* _DATA_
********

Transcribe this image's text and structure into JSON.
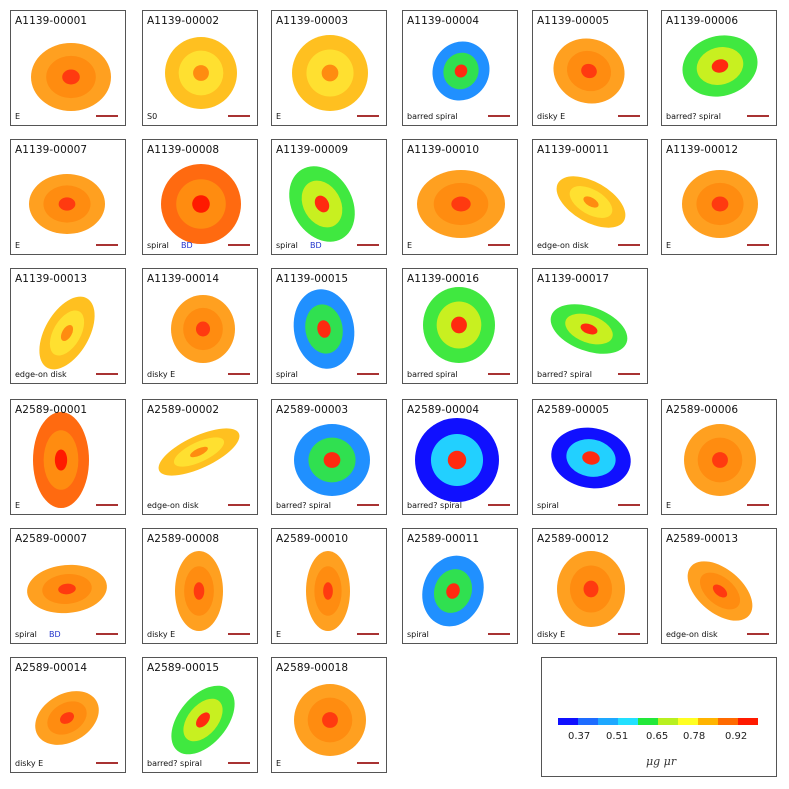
{
  "panels": [
    {
      "id": "A1139-00001",
      "cls": "E"
    },
    {
      "id": "A1139-00002",
      "cls": "S0"
    },
    {
      "id": "A1139-00003",
      "cls": "E"
    },
    {
      "id": "A1139-00004",
      "cls": "barred spiral"
    },
    {
      "id": "A1139-00005",
      "cls": "disky E"
    },
    {
      "id": "A1139-00006",
      "cls": "barred? spiral"
    },
    {
      "id": "A1139-00007",
      "cls": "E"
    },
    {
      "id": "A1139-00008",
      "cls": "spiral",
      "bd": "BD"
    },
    {
      "id": "A1139-00009",
      "cls": "spiral",
      "bd": "BD"
    },
    {
      "id": "A1139-00010",
      "cls": "E"
    },
    {
      "id": "A1139-00011",
      "cls": "edge-on disk"
    },
    {
      "id": "A1139-00012",
      "cls": "E"
    },
    {
      "id": "A1139-00013",
      "cls": "edge-on disk"
    },
    {
      "id": "A1139-00014",
      "cls": "disky E"
    },
    {
      "id": "A1139-00015",
      "cls": "spiral"
    },
    {
      "id": "A1139-00016",
      "cls": "barred spiral"
    },
    {
      "id": "A1139-00017",
      "cls": "barred? spiral"
    },
    {
      "id": "A2589-00001",
      "cls": "E"
    },
    {
      "id": "A2589-00002",
      "cls": "edge-on disk"
    },
    {
      "id": "A2589-00003",
      "cls": "barred? spiral"
    },
    {
      "id": "A2589-00004",
      "cls": "barred? spiral"
    },
    {
      "id": "A2589-00005",
      "cls": "spiral"
    },
    {
      "id": "A2589-00006",
      "cls": "E"
    },
    {
      "id": "A2589-00007",
      "cls": "spiral",
      "bd": "BD"
    },
    {
      "id": "A2589-00008",
      "cls": "disky E"
    },
    {
      "id": "A2589-00010",
      "cls": "E"
    },
    {
      "id": "A2589-00011",
      "cls": "spiral"
    },
    {
      "id": "A2589-00012",
      "cls": "disky E"
    },
    {
      "id": "A2589-00013",
      "cls": "edge-on disk"
    },
    {
      "id": "A2589-00014",
      "cls": "disky E"
    },
    {
      "id": "A2589-00015",
      "cls": "barred? spiral"
    },
    {
      "id": "A2589-00018",
      "cls": "E"
    }
  ],
  "colorbar": {
    "colors": [
      "#1010ff",
      "#1e6cff",
      "#1ea8ff",
      "#22e0ff",
      "#22e83a",
      "#b8f020",
      "#ffff22",
      "#ffb400",
      "#ff6a00",
      "#ff1a00"
    ],
    "ticks": [
      "0.37",
      "0.51",
      "0.65",
      "0.78",
      "0.92"
    ],
    "label": "μg  μr"
  },
  "theme": {
    "scalebar": "#a83232",
    "bd_color": "#2233cc"
  }
}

********

* _PROBLEM DETAILS_
Return the material exactly as given, apart from the pictures.

* _FINAL ANSWER_
Transcribe this image's text and structure into JSON.
{
  "panels": [
    {
      "id": "A1139-00001",
      "cls": "E"
    },
    {
      "id": "A1139-00002",
      "cls": "S0"
    },
    {
      "id": "A1139-00003",
      "cls": "E"
    },
    {
      "id": "A1139-00004",
      "cls": "barred spiral"
    },
    {
      "id": "A1139-00005",
      "cls": "disky E"
    },
    {
      "id": "A1139-00006",
      "cls": "barred? spiral"
    },
    {
      "id": "A1139-00007",
      "cls": "E"
    },
    {
      "id": "A1139-00008",
      "cls": "spiral",
      "bd": "BD"
    },
    {
      "id": "A1139-00009",
      "cls": "spiral",
      "bd": "BD"
    },
    {
      "id": "A1139-00010",
      "cls": "E"
    },
    {
      "id": "A1139-00011",
      "cls": "edge-on disk"
    },
    {
      "id": "A1139-00012",
      "cls": "E"
    },
    {
      "id": "A1139-00013",
      "cls": "edge-on disk"
    },
    {
      "id": "A1139-00014",
      "cls": "disky E"
    },
    {
      "id": "A1139-00015",
      "cls": "spiral"
    },
    {
      "id": "A1139-00016",
      "cls": "barred spiral"
    },
    {
      "id": "A1139-00017",
      "cls": "barred? spiral"
    },
    {
      "id": "A2589-00001",
      "cls": "E"
    },
    {
      "id": "A2589-00002",
      "cls": "edge-on disk"
    },
    {
      "id": "A2589-00003",
      "cls": "barred? spiral"
    },
    {
      "id": "A2589-00004",
      "cls": "barred? spiral"
    },
    {
      "id": "A2589-00005",
      "cls": "spiral"
    },
    {
      "id": "A2589-00006",
      "cls": "E"
    },
    {
      "id": "A2589-00007",
      "cls": "spiral",
      "bd": "BD"
    },
    {
      "id": "A2589-00008",
      "cls": "disky E"
    },
    {
      "id": "A2589-00010",
      "cls": "E"
    },
    {
      "id": "A2589-00011",
      "cls": "spiral"
    },
    {
      "id": "A2589-00012",
      "cls": "disky E"
    },
    {
      "id": "A2589-00013",
      "cls": "edge-on disk"
    },
    {
      "id": "A2589-00014",
      "cls": "disky E"
    },
    {
      "id": "A2589-00015",
      "cls": "barred? spiral"
    },
    {
      "id": "A2589-00018",
      "cls": "E"
    }
  ],
  "colorbar": {
    "colors": [
      "#1010ff",
      "#1e6cff",
      "#1ea8ff",
      "#22e0ff",
      "#22e83a",
      "#b8f020",
      "#ffff22",
      "#ffb400",
      "#ff6a00",
      "#ff1a00"
    ],
    "ticks": [
      "0.37",
      "0.51",
      "0.65",
      "0.78",
      "0.92"
    ],
    "label": "μg  μr"
  },
  "theme": {
    "scalebar": "#a83232",
    "bd_color": "#2233cc"
  }
}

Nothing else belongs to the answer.